▶ [Document text]:
◇ ◇ ◇ ◇ ◇ ◇ ◇
Drumming is not a competition, it's an art form. Nobody is going to ever go to anyone's house with a huge trophy engraved "Best Drummer". The magazine opinion polls are laughable. And you have no way of knowing if this guy Senri started playing just as soon as his feet could reach the pedals.
Lighten up! Why did you start playing drums - to have fun and express yourself, or to win a nonexistent, undeclared contest?
If you get down on yourself every time you encounter a drummer who's "better" than you, well, there won't be much time left to have fun playing drums.
When I encounter someone who KNOWS more than I do, or is DOING something I've never seen, I get excited. I try to learn what it is they do. I go sit down with them for a bit. Or I take a lesson and ask the teacher, "dude was playing what sounded like this with his left hand on the hi-hat while his right hand was..." ... and I grow!
◇ ◇ ◇ ◇ ◇ ◇ ◇
[Recorded data]

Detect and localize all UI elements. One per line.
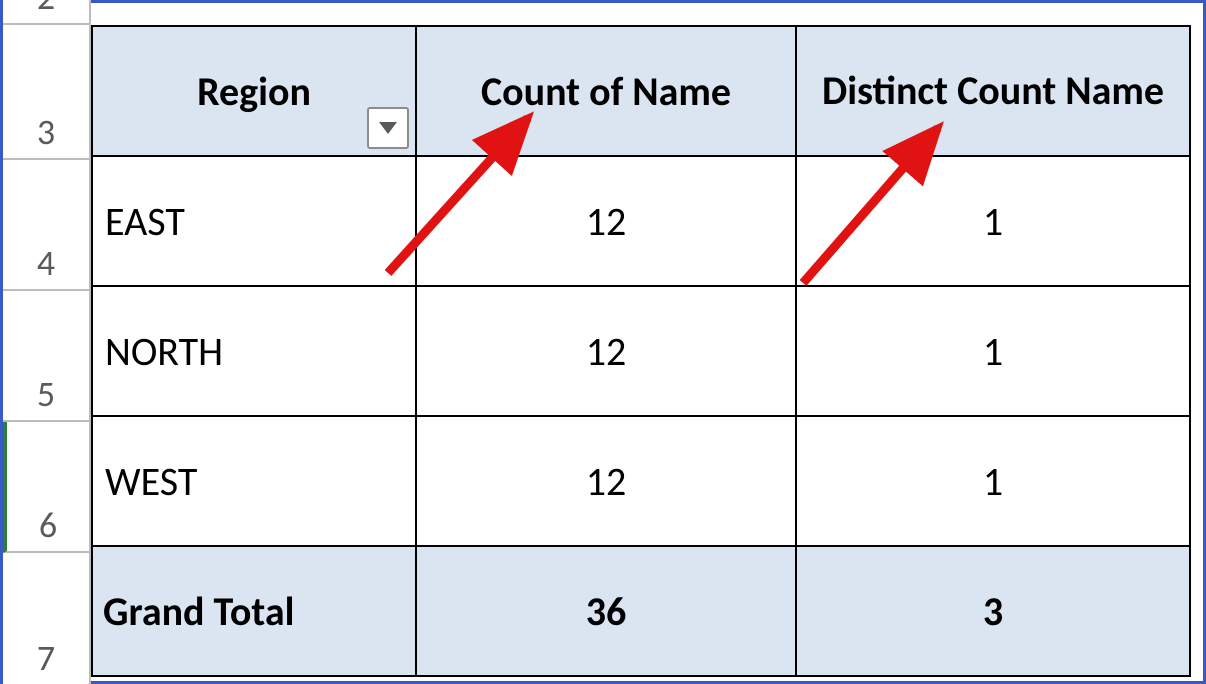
cell-distinct[interactable]: 1 xyxy=(796,416,1190,546)
cell-count[interactable]: 12 xyxy=(416,286,796,416)
row-header-gutter: 2 3 4 5 6 7 xyxy=(3,3,91,681)
pivot-header-row: Region Count of Name Distinct Count Name xyxy=(92,26,1190,156)
table-row: NORTH 12 1 xyxy=(92,286,1190,416)
grand-total-row: Grand Total 36 3 xyxy=(92,546,1190,676)
column-header-distinct[interactable]: Distinct Count Name xyxy=(796,26,1190,156)
row-header-3[interactable]: 3 xyxy=(3,25,91,160)
row-header-2[interactable]: 2 xyxy=(3,0,91,25)
chevron-down-icon xyxy=(379,122,397,134)
header-label: Count of Name xyxy=(481,67,731,116)
row-number: 4 xyxy=(37,241,55,285)
table-row: EAST 12 1 xyxy=(92,156,1190,286)
header-label: Region xyxy=(197,67,311,116)
header-label: Distinct Count Name xyxy=(822,66,1164,115)
row-number: 6 xyxy=(39,503,57,547)
row-header-5[interactable]: 5 xyxy=(3,291,91,422)
row-number: 5 xyxy=(37,372,55,416)
column-header-count[interactable]: Count of Name xyxy=(416,26,796,156)
row-header-7[interactable]: 7 xyxy=(3,553,91,684)
cell-count[interactable]: 12 xyxy=(416,156,796,286)
cell-region[interactable]: NORTH xyxy=(92,286,416,416)
pivot-table: Region Count of Name Distinct Count Name… xyxy=(91,25,1191,677)
spreadsheet-viewport: 2 3 4 5 6 7 Region xyxy=(0,0,1206,684)
column-header-region[interactable]: Region xyxy=(92,26,416,156)
row-header-4[interactable]: 4 xyxy=(3,160,91,291)
row-number: 7 xyxy=(37,636,55,680)
cell-count[interactable]: 12 xyxy=(416,416,796,546)
cell-distinct[interactable]: 1 xyxy=(796,156,1190,286)
row-header-6[interactable]: 6 xyxy=(3,422,91,553)
filter-dropdown-button[interactable] xyxy=(367,107,409,149)
cell-grand-total-distinct[interactable]: 3 xyxy=(796,546,1190,676)
row-number: 3 xyxy=(37,110,55,154)
cell-region[interactable]: WEST xyxy=(92,416,416,546)
cell-grand-total-count[interactable]: 36 xyxy=(416,546,796,676)
table-row: WEST 12 1 xyxy=(92,416,1190,546)
cell-grand-total-label[interactable]: Grand Total xyxy=(92,546,416,676)
cell-distinct[interactable]: 1 xyxy=(796,286,1190,416)
row-number: 2 xyxy=(37,0,55,19)
cell-region[interactable]: EAST xyxy=(92,156,416,286)
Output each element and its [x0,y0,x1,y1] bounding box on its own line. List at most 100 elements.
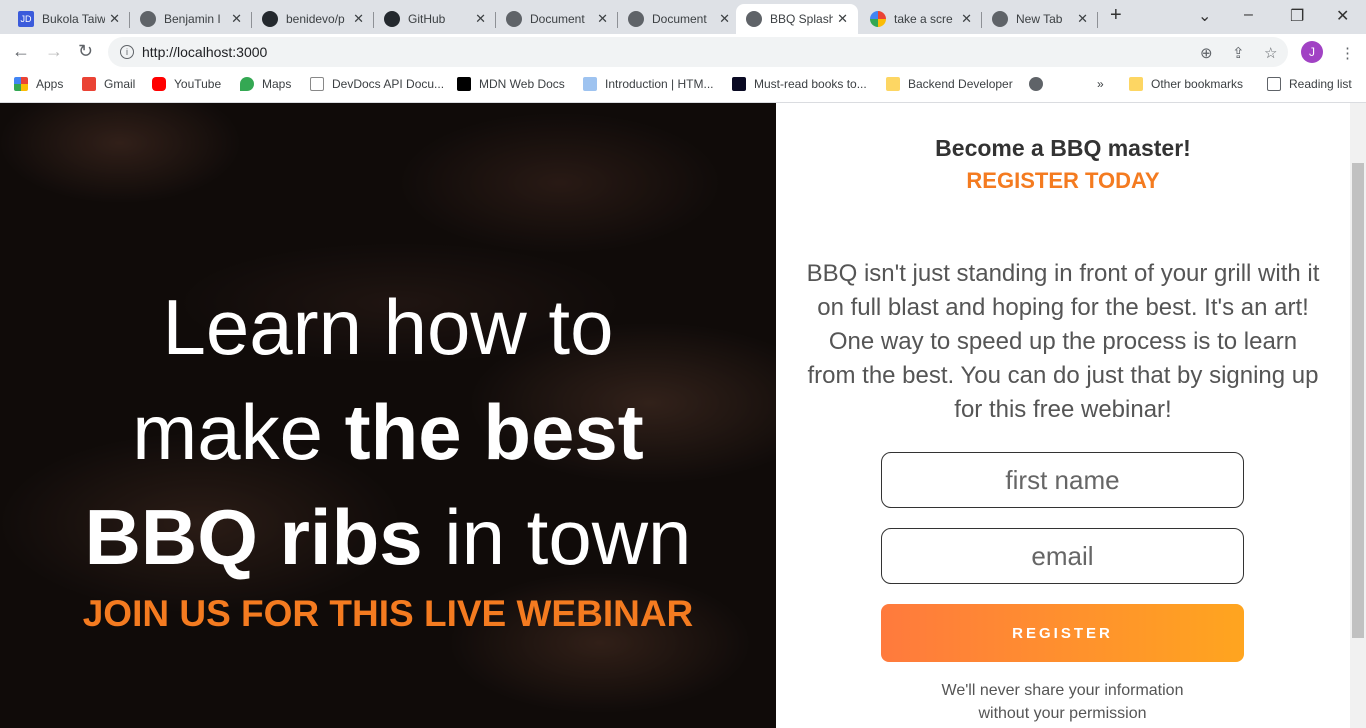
bookmark-label: Other bookmarks [1151,77,1244,91]
globe-icon [1029,77,1043,91]
bookmark-label: Maps [262,77,292,91]
folder-icon [1129,77,1143,91]
restore-button[interactable]: ❐ [1290,6,1304,26]
bookmark-must-read[interactable]: Must-read books to... [732,77,867,91]
tab-search-icon[interactable]: ⌄ [1198,6,1211,26]
apps-icon [14,77,28,91]
bookmark-devdocs[interactable]: DevDocs API Docu... [310,77,444,91]
back-icon[interactable]: ← [12,41,30,62]
headline-text: make [132,388,345,476]
tab-active[interactable]: BBQ Splash ✕ [736,4,858,34]
tab[interactable]: New Tab ✕ [982,4,1098,34]
close-icon[interactable]: ✕ [719,11,730,27]
intro-icon [583,77,597,91]
headline-bold: BBQ ribs [84,493,423,581]
close-icon[interactable]: ✕ [961,11,972,27]
forward-icon[interactable]: → [45,41,63,62]
maps-icon [240,77,254,91]
zoom-icon[interactable]: ⊕ [1200,44,1213,62]
tab-title: GitHub [408,12,446,26]
folder-icon [886,77,900,91]
devdocs-icon [310,77,324,91]
globe-icon [746,11,762,27]
close-icon[interactable]: ✕ [475,11,486,27]
toolbar: ← → ↻ i http://localhost:3000 ⊕ ⇪ ☆ J ⋮ [0,34,1366,70]
freecodecamp-icon [732,77,746,91]
bookmark-label: DevDocs API Docu... [332,77,445,91]
youtube-icon [152,77,166,91]
more-bookmarks[interactable]: » [1097,77,1104,91]
close-icon[interactable]: ✕ [109,11,120,27]
tab[interactable]: GitHub ✕ [374,4,496,34]
email-input[interactable] [881,528,1244,584]
bookmarks-bar: Apps Gmail YouTube Maps DevDocs API Docu… [0,70,1366,103]
bookmark-label: Must-read books to... [754,77,867,91]
tab-title: Benjamin I [164,12,221,26]
bookmark-maps[interactable]: Maps [240,77,291,91]
bookmark-backend[interactable]: Backend Developer [886,77,1013,91]
bookmark-mdn[interactable]: MDN Web Docs [457,77,565,91]
close-icon[interactable]: ✕ [231,11,242,27]
form-title: Become a BBQ master! [935,135,1191,161]
bookmark-apps[interactable]: Apps [14,77,63,91]
jd-icon: JD [18,11,34,27]
tab[interactable]: benidevo/p ✕ [252,4,374,34]
bookmark-label: YouTube [174,77,222,91]
headline-line: Learn how to [162,283,614,371]
new-tab-button[interactable]: + [1110,4,1122,27]
close-icon[interactable]: ✕ [1077,11,1088,27]
github-icon [262,11,278,27]
headline-bold: the best [344,388,644,476]
star-icon[interactable]: ☆ [1264,44,1277,62]
hero: Learn how to make the best BBQ ribs in t… [0,103,776,728]
address-bar[interactable]: i http://localhost:3000 [108,37,1288,67]
bookmark-label: MDN Web Docs [479,77,565,91]
mdn-icon [457,77,471,91]
scrollbar[interactable] [1350,103,1366,728]
google-icon [870,11,886,27]
bookmark-label: Gmail [104,77,136,91]
headline-line: make the best [0,380,776,485]
close-icon[interactable]: ✕ [597,11,608,27]
registration-panel: Become a BBQ master! REGISTER TODAY BBQ … [776,103,1350,728]
close-window-button[interactable]: ✕ [1336,6,1349,26]
close-icon[interactable]: ✕ [353,11,364,27]
tab[interactable]: JD Bukola Taiwo✕ [8,4,130,34]
github-icon [384,11,400,27]
bookmark-gmail[interactable]: Gmail [82,77,135,91]
privacy-note: We'll never share your information witho… [941,682,1184,722]
menu-icon[interactable]: ⋮ [1340,44,1355,62]
bookmark-introduction[interactable]: Introduction | HTM... [583,77,714,91]
info-icon[interactable]: i [120,45,134,59]
reload-icon[interactable]: ↻ [78,41,93,62]
tab-title: take a scre [894,12,953,26]
bookmark-label: Reading list [1289,77,1352,91]
tab-title: New Tab [1016,12,1063,26]
close-icon[interactable]: ✕ [837,11,848,27]
first-name-input[interactable] [881,452,1244,508]
tab[interactable]: take a scre ✕ [860,4,982,34]
reading-list[interactable]: Reading list [1267,77,1352,91]
tab-title: BBQ Splash [770,12,834,26]
tab[interactable]: Document ✕ [496,4,618,34]
bookmark-youtube[interactable]: YouTube [152,77,221,91]
headline-text: in town [422,493,692,581]
share-icon[interactable]: ⇪ [1232,44,1245,62]
bookmark-label: Apps [36,77,64,91]
bookmark-other[interactable]: Other bookmarks [1129,77,1243,91]
bookmark-globe[interactable] [1029,77,1051,91]
scrollbar-thumb[interactable] [1352,163,1364,638]
tab-bar: JDBukola Taiwo✕ Benjamin I✕ benidevo/p✕ … [0,0,1366,34]
tab-title: benidevo/p [286,12,345,26]
headline-line: BBQ ribs in town [0,485,776,590]
form-subtitle: REGISTER TODAY [966,168,1160,193]
minimize-button[interactable]: – [1244,6,1253,24]
reading-list-icon [1267,77,1281,91]
globe-icon [506,11,522,27]
avatar[interactable]: J [1301,41,1323,63]
globe-icon [628,11,644,27]
tab[interactable]: Benjamin I ✕ [130,4,252,34]
chrome-icon [992,11,1008,27]
tab[interactable]: Document ✕ [618,4,740,34]
register-button[interactable]: REGISTER [881,604,1244,662]
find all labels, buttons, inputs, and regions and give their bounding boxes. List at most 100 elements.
◇ ◇ ◇ ◇ ◇ ◇ ◇
In the drumming text, what does the writer call the magazine opinion polls?

▶ [Expected output]: Laughable.